» **SHORT EXERCISE**: Work out the number of lines containing "keep". Give that number alone.

» **DATA EXTRACT**:
:::::

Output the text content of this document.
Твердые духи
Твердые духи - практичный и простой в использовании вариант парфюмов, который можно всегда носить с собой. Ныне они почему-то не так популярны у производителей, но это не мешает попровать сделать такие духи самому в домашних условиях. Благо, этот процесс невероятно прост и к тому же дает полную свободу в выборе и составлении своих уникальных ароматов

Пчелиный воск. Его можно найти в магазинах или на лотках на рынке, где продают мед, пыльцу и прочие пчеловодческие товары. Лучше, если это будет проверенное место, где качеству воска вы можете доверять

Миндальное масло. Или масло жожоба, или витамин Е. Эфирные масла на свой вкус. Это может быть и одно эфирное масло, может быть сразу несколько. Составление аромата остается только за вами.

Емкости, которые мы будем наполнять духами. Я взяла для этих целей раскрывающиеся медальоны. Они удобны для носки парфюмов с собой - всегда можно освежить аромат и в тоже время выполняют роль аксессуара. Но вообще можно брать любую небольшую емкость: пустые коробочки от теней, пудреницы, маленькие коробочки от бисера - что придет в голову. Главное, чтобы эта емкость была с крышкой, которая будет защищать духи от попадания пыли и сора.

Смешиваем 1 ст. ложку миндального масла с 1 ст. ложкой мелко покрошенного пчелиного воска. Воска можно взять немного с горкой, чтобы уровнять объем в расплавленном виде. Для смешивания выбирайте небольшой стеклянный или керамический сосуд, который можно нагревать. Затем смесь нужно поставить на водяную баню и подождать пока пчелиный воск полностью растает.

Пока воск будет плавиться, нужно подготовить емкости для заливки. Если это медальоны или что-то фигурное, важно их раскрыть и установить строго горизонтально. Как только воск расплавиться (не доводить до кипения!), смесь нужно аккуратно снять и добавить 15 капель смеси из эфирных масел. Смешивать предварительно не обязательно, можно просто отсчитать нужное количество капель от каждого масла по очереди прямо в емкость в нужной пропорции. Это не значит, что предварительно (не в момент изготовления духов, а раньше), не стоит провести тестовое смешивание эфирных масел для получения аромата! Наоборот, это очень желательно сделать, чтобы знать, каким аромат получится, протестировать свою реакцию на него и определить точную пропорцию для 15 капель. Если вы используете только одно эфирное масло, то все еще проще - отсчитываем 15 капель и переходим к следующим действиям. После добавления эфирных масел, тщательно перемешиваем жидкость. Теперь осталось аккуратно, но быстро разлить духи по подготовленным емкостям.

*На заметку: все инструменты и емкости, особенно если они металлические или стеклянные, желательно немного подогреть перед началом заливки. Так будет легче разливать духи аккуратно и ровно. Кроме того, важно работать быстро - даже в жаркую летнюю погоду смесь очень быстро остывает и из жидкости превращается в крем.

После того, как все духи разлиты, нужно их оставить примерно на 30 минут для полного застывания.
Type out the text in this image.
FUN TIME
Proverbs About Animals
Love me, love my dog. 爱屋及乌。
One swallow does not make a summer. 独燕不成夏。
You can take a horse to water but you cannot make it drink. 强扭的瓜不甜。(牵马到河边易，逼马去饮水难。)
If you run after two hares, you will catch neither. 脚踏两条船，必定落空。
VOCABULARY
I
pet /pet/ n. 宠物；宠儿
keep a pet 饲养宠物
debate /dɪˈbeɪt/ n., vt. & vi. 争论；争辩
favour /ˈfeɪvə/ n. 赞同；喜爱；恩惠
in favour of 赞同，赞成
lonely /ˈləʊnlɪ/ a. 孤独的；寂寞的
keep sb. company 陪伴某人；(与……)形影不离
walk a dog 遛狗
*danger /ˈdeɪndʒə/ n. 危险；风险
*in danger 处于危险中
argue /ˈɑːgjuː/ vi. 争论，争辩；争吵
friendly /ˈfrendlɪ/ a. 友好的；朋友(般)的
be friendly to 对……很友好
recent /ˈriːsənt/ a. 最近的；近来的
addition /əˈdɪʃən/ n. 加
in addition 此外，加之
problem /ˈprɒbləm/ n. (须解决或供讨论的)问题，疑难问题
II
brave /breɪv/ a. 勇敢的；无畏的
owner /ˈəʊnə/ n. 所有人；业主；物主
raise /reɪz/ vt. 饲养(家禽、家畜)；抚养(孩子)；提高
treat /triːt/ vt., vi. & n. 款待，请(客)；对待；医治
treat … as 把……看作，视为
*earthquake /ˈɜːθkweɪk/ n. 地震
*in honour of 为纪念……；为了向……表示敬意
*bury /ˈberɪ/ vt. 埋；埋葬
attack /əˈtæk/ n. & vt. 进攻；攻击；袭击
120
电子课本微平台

:::::

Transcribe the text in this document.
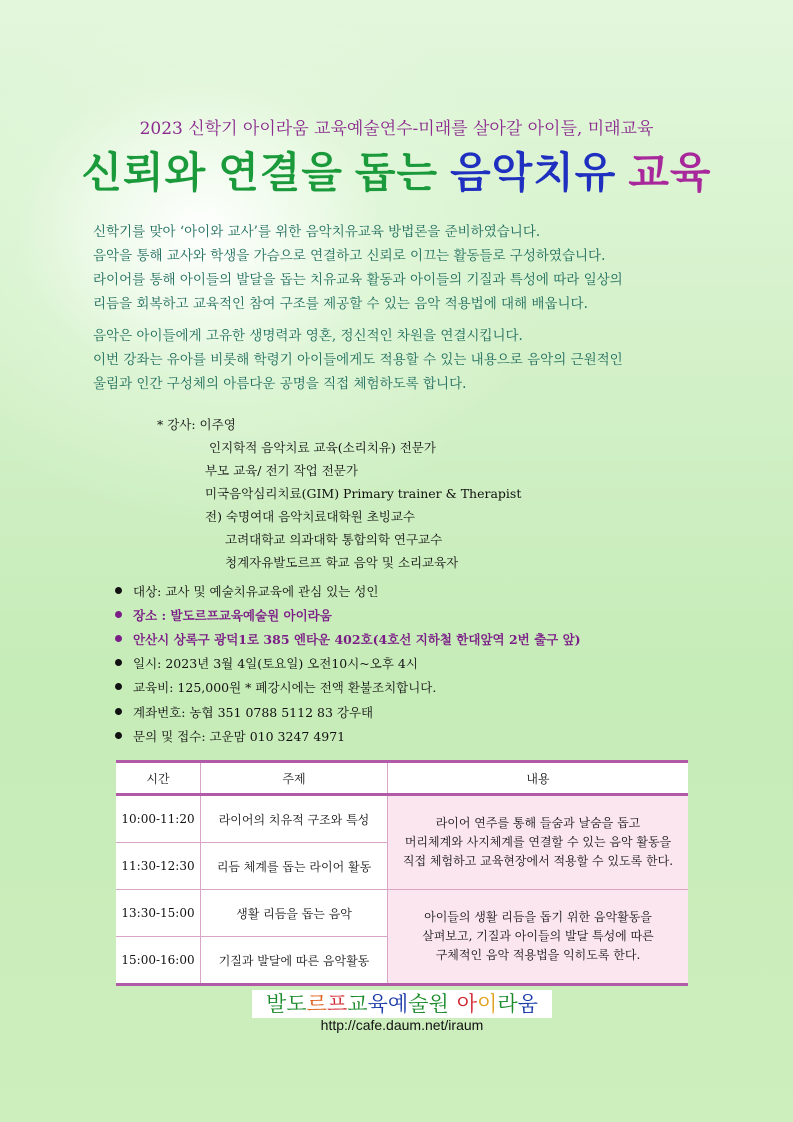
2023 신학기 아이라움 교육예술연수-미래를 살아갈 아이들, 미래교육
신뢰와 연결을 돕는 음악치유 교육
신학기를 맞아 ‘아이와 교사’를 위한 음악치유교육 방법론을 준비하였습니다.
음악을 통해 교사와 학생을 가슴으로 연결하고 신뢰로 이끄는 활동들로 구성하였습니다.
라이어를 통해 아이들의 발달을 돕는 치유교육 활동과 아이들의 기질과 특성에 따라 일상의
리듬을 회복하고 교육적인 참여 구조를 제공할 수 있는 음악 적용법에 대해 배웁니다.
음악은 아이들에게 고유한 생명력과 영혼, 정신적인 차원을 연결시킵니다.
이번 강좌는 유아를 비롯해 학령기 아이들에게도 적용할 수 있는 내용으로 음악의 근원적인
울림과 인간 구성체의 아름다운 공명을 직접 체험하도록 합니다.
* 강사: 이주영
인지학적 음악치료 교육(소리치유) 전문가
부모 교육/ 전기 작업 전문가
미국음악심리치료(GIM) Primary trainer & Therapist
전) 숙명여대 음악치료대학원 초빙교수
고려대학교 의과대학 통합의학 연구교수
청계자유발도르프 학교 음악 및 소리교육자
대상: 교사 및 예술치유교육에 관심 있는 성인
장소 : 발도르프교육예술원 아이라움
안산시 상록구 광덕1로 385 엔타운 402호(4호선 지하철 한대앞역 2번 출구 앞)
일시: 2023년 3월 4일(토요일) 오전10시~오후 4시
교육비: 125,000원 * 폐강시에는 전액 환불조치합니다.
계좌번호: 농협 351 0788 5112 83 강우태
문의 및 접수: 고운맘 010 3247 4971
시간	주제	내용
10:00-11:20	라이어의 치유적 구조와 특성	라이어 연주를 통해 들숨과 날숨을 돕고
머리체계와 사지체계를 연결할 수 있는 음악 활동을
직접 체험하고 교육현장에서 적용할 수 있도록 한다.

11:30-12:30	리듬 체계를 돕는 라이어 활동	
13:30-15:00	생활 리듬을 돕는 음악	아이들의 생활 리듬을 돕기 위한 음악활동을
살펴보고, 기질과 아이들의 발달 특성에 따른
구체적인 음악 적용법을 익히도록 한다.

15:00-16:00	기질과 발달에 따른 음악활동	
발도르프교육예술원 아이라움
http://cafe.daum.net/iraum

:::::

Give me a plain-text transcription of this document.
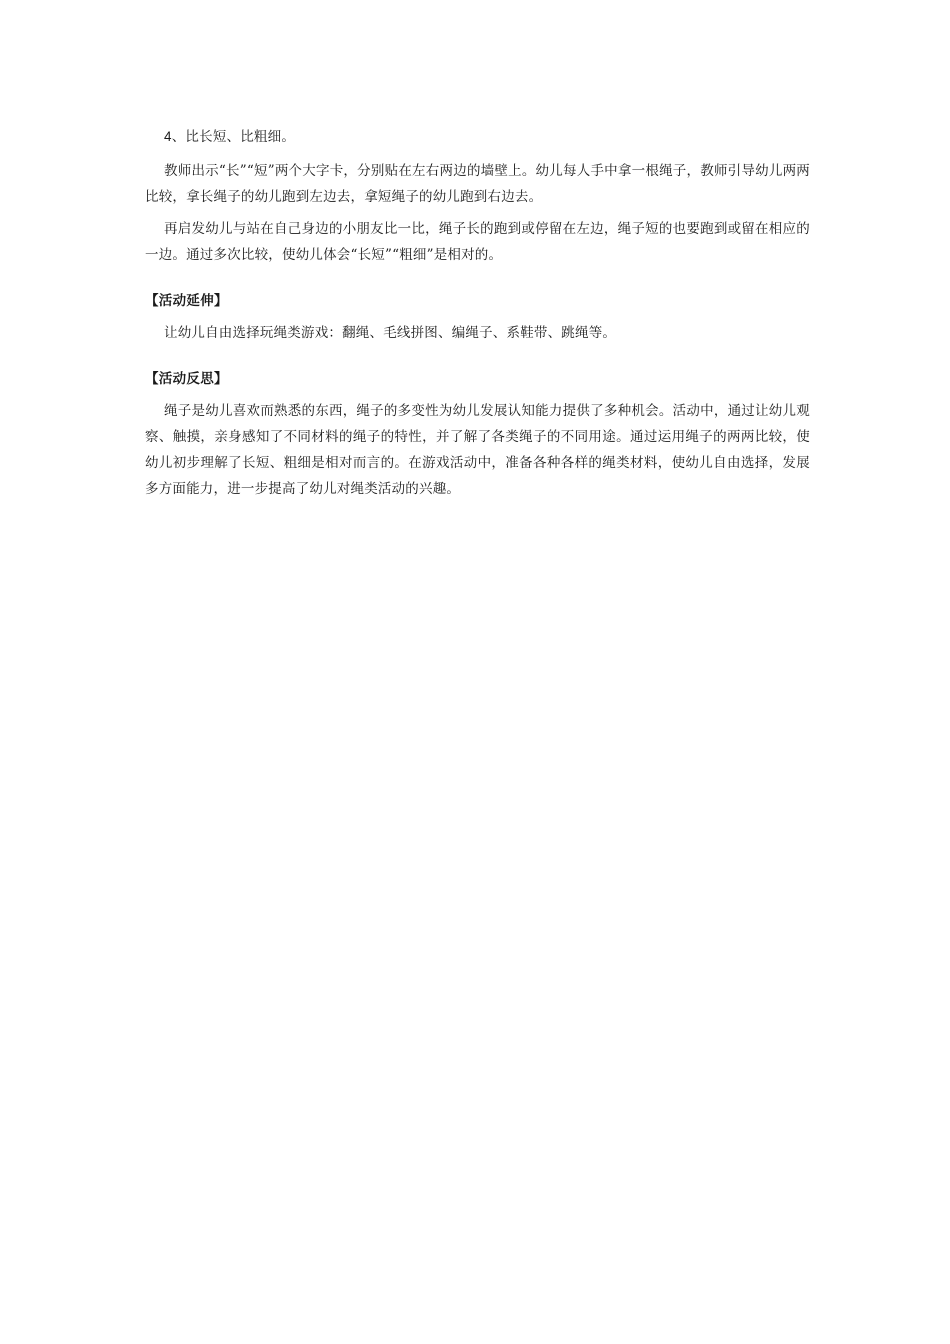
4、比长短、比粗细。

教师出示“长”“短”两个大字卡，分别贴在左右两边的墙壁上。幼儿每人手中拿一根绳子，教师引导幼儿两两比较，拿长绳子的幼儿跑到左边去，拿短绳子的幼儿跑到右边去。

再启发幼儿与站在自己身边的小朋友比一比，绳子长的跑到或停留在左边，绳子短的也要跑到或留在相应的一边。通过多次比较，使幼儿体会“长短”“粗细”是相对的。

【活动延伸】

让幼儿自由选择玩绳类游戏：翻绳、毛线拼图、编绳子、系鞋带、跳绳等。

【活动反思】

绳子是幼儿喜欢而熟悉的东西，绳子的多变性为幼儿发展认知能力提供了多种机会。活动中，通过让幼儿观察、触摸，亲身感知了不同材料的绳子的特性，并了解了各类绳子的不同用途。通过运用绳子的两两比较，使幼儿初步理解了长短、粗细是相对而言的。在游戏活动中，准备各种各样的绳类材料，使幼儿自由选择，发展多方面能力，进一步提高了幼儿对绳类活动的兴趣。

:::::

» **RESPONSE BELOW**: 2